— start of Input for this task —

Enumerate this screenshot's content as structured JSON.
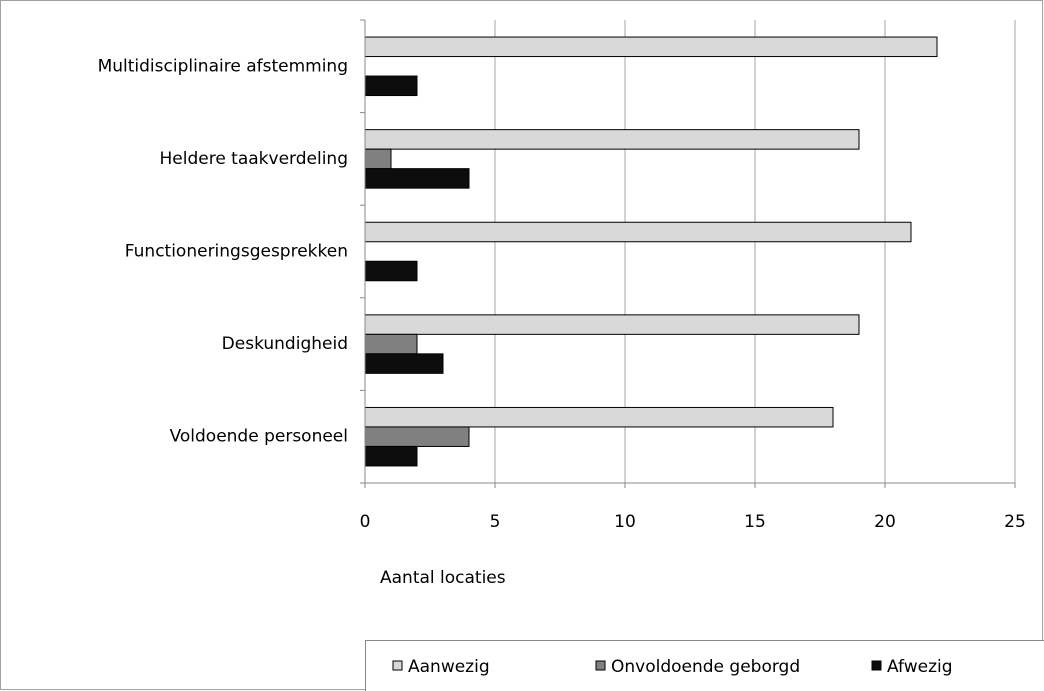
{
  "chart_data": {
    "type": "barh",
    "categories": [
      "Multidisciplinaire afstemming",
      "Heldere taakverdeling",
      "Functioneringsgesprekken",
      "Deskundigheid",
      "Voldoende personeel"
    ],
    "series": [
      {
        "name": "Aanwezig",
        "color": "#d9d9d9",
        "values": [
          22,
          19,
          21,
          19,
          18
        ]
      },
      {
        "name": "Onvoldoende geborgd",
        "color": "#808080",
        "values": [
          0,
          1,
          0,
          2,
          4
        ]
      },
      {
        "name": "Afwezig",
        "color": "#0d0d0d",
        "values": [
          2,
          4,
          2,
          3,
          2
        ]
      }
    ],
    "xlabel": "Aantal locaties",
    "xlim": [
      0,
      25
    ],
    "xticks": [
      0,
      5,
      10,
      15,
      20,
      25
    ],
    "grid": true,
    "legend": "bottom"
  }
}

— end of Input for this task —

### Task objective:
Transcribe the entries above verbatim, omitting their pictures.

### Output of the task:
Enumerate this screenshot's content as structured JSON.
{
  "chart_data": {
    "type": "barh",
    "categories": [
      "Multidisciplinaire afstemming",
      "Heldere taakverdeling",
      "Functioneringsgesprekken",
      "Deskundigheid",
      "Voldoende personeel"
    ],
    "series": [
      {
        "name": "Aanwezig",
        "color": "#d9d9d9",
        "values": [
          22,
          19,
          21,
          19,
          18
        ]
      },
      {
        "name": "Onvoldoende geborgd",
        "color": "#808080",
        "values": [
          0,
          1,
          0,
          2,
          4
        ]
      },
      {
        "name": "Afwezig",
        "color": "#0d0d0d",
        "values": [
          2,
          4,
          2,
          3,
          2
        ]
      }
    ],
    "xlabel": "Aantal locaties",
    "xlim": [
      0,
      25
    ],
    "xticks": [
      0,
      5,
      10,
      15,
      20,
      25
    ],
    "grid": true,
    "legend": "bottom"
  }
}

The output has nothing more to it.